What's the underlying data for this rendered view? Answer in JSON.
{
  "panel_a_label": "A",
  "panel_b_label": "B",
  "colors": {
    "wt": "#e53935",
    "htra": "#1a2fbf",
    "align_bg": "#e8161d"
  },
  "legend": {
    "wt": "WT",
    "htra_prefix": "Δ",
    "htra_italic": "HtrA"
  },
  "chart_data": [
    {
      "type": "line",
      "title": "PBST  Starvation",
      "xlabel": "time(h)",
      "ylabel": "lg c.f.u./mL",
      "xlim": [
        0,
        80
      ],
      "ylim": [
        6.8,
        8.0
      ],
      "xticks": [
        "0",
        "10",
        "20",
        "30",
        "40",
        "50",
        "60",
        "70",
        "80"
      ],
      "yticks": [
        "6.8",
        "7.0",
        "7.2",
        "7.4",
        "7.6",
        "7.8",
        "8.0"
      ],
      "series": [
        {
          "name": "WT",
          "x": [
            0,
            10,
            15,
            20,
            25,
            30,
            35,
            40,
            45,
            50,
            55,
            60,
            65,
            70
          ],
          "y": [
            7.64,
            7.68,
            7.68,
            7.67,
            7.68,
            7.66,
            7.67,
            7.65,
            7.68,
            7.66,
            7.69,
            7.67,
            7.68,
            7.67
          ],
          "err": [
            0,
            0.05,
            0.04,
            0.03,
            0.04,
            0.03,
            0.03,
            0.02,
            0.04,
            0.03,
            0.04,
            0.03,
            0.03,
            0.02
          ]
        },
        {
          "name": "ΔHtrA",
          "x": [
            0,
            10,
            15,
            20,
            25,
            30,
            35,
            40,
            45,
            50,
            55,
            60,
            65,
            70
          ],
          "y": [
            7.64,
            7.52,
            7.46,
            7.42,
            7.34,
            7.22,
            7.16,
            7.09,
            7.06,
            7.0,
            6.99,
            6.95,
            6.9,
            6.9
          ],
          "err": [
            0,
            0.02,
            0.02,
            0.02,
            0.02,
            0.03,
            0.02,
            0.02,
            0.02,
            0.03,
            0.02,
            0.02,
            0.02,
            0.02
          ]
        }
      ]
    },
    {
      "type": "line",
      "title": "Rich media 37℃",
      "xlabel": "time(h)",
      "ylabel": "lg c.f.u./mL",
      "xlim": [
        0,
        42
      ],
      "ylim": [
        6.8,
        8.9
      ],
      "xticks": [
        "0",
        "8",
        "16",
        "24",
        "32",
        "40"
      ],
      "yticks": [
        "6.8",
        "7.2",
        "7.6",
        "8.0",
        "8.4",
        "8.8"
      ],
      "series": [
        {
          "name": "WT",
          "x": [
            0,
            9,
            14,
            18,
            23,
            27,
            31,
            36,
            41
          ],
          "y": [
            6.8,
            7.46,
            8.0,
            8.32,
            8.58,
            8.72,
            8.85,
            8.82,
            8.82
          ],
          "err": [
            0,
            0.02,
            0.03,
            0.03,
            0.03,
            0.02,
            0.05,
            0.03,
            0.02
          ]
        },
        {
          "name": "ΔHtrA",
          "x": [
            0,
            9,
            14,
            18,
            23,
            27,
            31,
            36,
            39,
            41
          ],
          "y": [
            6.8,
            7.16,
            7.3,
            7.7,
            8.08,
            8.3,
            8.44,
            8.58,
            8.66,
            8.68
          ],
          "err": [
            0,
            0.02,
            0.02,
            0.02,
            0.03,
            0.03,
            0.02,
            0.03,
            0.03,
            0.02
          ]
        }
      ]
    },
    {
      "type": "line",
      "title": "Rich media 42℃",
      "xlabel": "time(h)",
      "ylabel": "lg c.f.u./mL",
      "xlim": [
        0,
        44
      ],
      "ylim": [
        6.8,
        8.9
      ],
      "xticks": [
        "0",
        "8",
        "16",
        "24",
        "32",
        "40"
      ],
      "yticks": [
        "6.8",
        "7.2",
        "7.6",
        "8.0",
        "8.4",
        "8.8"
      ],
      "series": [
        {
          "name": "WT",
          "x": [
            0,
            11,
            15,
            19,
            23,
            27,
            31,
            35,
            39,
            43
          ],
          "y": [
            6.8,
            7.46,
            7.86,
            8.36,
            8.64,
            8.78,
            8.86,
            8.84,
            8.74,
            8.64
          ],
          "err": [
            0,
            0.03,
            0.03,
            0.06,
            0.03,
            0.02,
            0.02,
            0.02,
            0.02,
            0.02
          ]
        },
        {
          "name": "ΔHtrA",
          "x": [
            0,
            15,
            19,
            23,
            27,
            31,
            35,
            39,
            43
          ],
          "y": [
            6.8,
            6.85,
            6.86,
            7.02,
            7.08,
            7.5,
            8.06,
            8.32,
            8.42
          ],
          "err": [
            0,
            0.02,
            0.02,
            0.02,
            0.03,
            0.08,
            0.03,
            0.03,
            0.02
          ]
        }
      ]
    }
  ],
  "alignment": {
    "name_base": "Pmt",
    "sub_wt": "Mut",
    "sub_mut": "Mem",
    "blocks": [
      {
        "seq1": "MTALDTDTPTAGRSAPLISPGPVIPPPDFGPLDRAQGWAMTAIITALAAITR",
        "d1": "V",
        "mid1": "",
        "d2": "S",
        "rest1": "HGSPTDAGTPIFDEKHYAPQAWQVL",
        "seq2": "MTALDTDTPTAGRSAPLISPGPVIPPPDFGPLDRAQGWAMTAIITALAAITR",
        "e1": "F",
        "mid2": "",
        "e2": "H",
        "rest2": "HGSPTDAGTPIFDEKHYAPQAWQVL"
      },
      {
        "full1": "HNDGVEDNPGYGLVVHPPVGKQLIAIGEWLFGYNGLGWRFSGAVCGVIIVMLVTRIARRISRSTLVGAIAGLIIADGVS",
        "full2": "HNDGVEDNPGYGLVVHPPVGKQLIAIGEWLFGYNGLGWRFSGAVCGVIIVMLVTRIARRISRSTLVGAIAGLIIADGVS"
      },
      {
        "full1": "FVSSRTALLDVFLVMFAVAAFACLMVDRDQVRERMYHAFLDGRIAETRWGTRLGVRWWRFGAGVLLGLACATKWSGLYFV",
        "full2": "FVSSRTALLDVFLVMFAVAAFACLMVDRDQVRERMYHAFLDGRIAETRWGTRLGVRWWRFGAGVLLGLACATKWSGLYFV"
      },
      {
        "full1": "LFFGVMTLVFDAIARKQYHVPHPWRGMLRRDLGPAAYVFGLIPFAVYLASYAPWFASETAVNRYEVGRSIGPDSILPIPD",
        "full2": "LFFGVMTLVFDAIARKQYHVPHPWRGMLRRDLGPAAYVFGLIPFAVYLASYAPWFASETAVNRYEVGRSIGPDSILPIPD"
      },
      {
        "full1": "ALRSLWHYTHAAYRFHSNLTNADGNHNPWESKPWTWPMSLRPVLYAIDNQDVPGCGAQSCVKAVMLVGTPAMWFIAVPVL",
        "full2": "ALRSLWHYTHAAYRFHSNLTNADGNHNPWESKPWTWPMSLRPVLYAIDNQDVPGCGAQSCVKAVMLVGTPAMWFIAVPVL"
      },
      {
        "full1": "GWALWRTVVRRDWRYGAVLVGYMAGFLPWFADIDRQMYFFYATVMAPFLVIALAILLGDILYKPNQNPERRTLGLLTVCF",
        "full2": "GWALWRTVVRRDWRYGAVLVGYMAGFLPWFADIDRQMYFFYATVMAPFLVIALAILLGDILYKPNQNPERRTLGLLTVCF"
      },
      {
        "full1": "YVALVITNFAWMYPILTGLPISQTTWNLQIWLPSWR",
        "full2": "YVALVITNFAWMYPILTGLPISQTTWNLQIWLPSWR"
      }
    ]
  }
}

- - - - - - -

Copy out the whole listing exactly; please set it all down.

**COMPLETE RESPONSE:**
What's the underlying data for this rendered view? Answer in JSON.
{
  "panel_a_label": "A",
  "panel_b_label": "B",
  "colors": {
    "wt": "#e53935",
    "htra": "#1a2fbf",
    "align_bg": "#e8161d"
  },
  "legend": {
    "wt": "WT",
    "htra_prefix": "Δ",
    "htra_italic": "HtrA"
  },
  "chart_data": [
    {
      "type": "line",
      "title": "PBST  Starvation",
      "xlabel": "time(h)",
      "ylabel": "lg c.f.u./mL",
      "xlim": [
        0,
        80
      ],
      "ylim": [
        6.8,
        8.0
      ],
      "xticks": [
        "0",
        "10",
        "20",
        "30",
        "40",
        "50",
        "60",
        "70",
        "80"
      ],
      "yticks": [
        "6.8",
        "7.0",
        "7.2",
        "7.4",
        "7.6",
        "7.8",
        "8.0"
      ],
      "series": [
        {
          "name": "WT",
          "x": [
            0,
            10,
            15,
            20,
            25,
            30,
            35,
            40,
            45,
            50,
            55,
            60,
            65,
            70
          ],
          "y": [
            7.64,
            7.68,
            7.68,
            7.67,
            7.68,
            7.66,
            7.67,
            7.65,
            7.68,
            7.66,
            7.69,
            7.67,
            7.68,
            7.67
          ],
          "err": [
            0,
            0.05,
            0.04,
            0.03,
            0.04,
            0.03,
            0.03,
            0.02,
            0.04,
            0.03,
            0.04,
            0.03,
            0.03,
            0.02
          ]
        },
        {
          "name": "ΔHtrA",
          "x": [
            0,
            10,
            15,
            20,
            25,
            30,
            35,
            40,
            45,
            50,
            55,
            60,
            65,
            70
          ],
          "y": [
            7.64,
            7.52,
            7.46,
            7.42,
            7.34,
            7.22,
            7.16,
            7.09,
            7.06,
            7.0,
            6.99,
            6.95,
            6.9,
            6.9
          ],
          "err": [
            0,
            0.02,
            0.02,
            0.02,
            0.02,
            0.03,
            0.02,
            0.02,
            0.02,
            0.03,
            0.02,
            0.02,
            0.02,
            0.02
          ]
        }
      ]
    },
    {
      "type": "line",
      "title": "Rich media 37℃",
      "xlabel": "time(h)",
      "ylabel": "lg c.f.u./mL",
      "xlim": [
        0,
        42
      ],
      "ylim": [
        6.8,
        8.9
      ],
      "xticks": [
        "0",
        "8",
        "16",
        "24",
        "32",
        "40"
      ],
      "yticks": [
        "6.8",
        "7.2",
        "7.6",
        "8.0",
        "8.4",
        "8.8"
      ],
      "series": [
        {
          "name": "WT",
          "x": [
            0,
            9,
            14,
            18,
            23,
            27,
            31,
            36,
            41
          ],
          "y": [
            6.8,
            7.46,
            8.0,
            8.32,
            8.58,
            8.72,
            8.85,
            8.82,
            8.82
          ],
          "err": [
            0,
            0.02,
            0.03,
            0.03,
            0.03,
            0.02,
            0.05,
            0.03,
            0.02
          ]
        },
        {
          "name": "ΔHtrA",
          "x": [
            0,
            9,
            14,
            18,
            23,
            27,
            31,
            36,
            39,
            41
          ],
          "y": [
            6.8,
            7.16,
            7.3,
            7.7,
            8.08,
            8.3,
            8.44,
            8.58,
            8.66,
            8.68
          ],
          "err": [
            0,
            0.02,
            0.02,
            0.02,
            0.03,
            0.03,
            0.02,
            0.03,
            0.03,
            0.02
          ]
        }
      ]
    },
    {
      "type": "line",
      "title": "Rich media 42℃",
      "xlabel": "time(h)",
      "ylabel": "lg c.f.u./mL",
      "xlim": [
        0,
        44
      ],
      "ylim": [
        6.8,
        8.9
      ],
      "xticks": [
        "0",
        "8",
        "16",
        "24",
        "32",
        "40"
      ],
      "yticks": [
        "6.8",
        "7.2",
        "7.6",
        "8.0",
        "8.4",
        "8.8"
      ],
      "series": [
        {
          "name": "WT",
          "x": [
            0,
            11,
            15,
            19,
            23,
            27,
            31,
            35,
            39,
            43
          ],
          "y": [
            6.8,
            7.46,
            7.86,
            8.36,
            8.64,
            8.78,
            8.86,
            8.84,
            8.74,
            8.64
          ],
          "err": [
            0,
            0.03,
            0.03,
            0.06,
            0.03,
            0.02,
            0.02,
            0.02,
            0.02,
            0.02
          ]
        },
        {
          "name": "ΔHtrA",
          "x": [
            0,
            15,
            19,
            23,
            27,
            31,
            35,
            39,
            43
          ],
          "y": [
            6.8,
            6.85,
            6.86,
            7.02,
            7.08,
            7.5,
            8.06,
            8.32,
            8.42
          ],
          "err": [
            0,
            0.02,
            0.02,
            0.02,
            0.03,
            0.08,
            0.03,
            0.03,
            0.02
          ]
        }
      ]
    }
  ],
  "alignment": {
    "name_base": "Pmt",
    "sub_wt": "Mut",
    "sub_mut": "Mem",
    "blocks": [
      {
        "seq1": "MTALDTDTPTAGRSAPLISPGPVIPPPDFGPLDRAQGWAMTAIITALAAITR",
        "d1": "V",
        "mid1": "",
        "d2": "S",
        "rest1": "HGSPTDAGTPIFDEKHYAPQAWQVL",
        "seq2": "MTALDTDTPTAGRSAPLISPGPVIPPPDFGPLDRAQGWAMTAIITALAAITR",
        "e1": "F",
        "mid2": "",
        "e2": "H",
        "rest2": "HGSPTDAGTPIFDEKHYAPQAWQVL"
      },
      {
        "full1": "HNDGVEDNPGYGLVVHPPVGKQLIAIGEWLFGYNGLGWRFSGAVCGVIIVMLVTRIARRISRSTLVGAIAGLIIADGVS",
        "full2": "HNDGVEDNPGYGLVVHPPVGKQLIAIGEWLFGYNGLGWRFSGAVCGVIIVMLVTRIARRISRSTLVGAIAGLIIADGVS"
      },
      {
        "full1": "FVSSRTALLDVFLVMFAVAAFACLMVDRDQVRERMYHAFLDGRIAETRWGTRLGVRWWRFGAGVLLGLACATKWSGLYFV",
        "full2": "FVSSRTALLDVFLVMFAVAAFACLMVDRDQVRERMYHAFLDGRIAETRWGTRLGVRWWRFGAGVLLGLACATKWSGLYFV"
      },
      {
        "full1": "LFFGVMTLVFDAIARKQYHVPHPWRGMLRRDLGPAAYVFGLIPFAVYLASYAPWFASETAVNRYEVGRSIGPDSILPIPD",
        "full2": "LFFGVMTLVFDAIARKQYHVPHPWRGMLRRDLGPAAYVFGLIPFAVYLASYAPWFASETAVNRYEVGRSIGPDSILPIPD"
      },
      {
        "full1": "ALRSLWHYTHAAYRFHSNLTNADGNHNPWESKPWTWPMSLRPVLYAIDNQDVPGCGAQSCVKAVMLVGTPAMWFIAVPVL",
        "full2": "ALRSLWHYTHAAYRFHSNLTNADGNHNPWESKPWTWPMSLRPVLYAIDNQDVPGCGAQSCVKAVMLVGTPAMWFIAVPVL"
      },
      {
        "full1": "GWALWRTVVRRDWRYGAVLVGYMAGFLPWFADIDRQMYFFYATVMAPFLVIALAILLGDILYKPNQNPERRTLGLLTVCF",
        "full2": "GWALWRTVVRRDWRYGAVLVGYMAGFLPWFADIDRQMYFFYATVMAPFLVIALAILLGDILYKPNQNPERRTLGLLTVCF"
      },
      {
        "full1": "YVALVITNFAWMYPILTGLPISQTTWNLQIWLPSWR",
        "full2": "YVALVITNFAWMYPILTGLPISQTTWNLQIWLPSWR"
      }
    ]
  }
}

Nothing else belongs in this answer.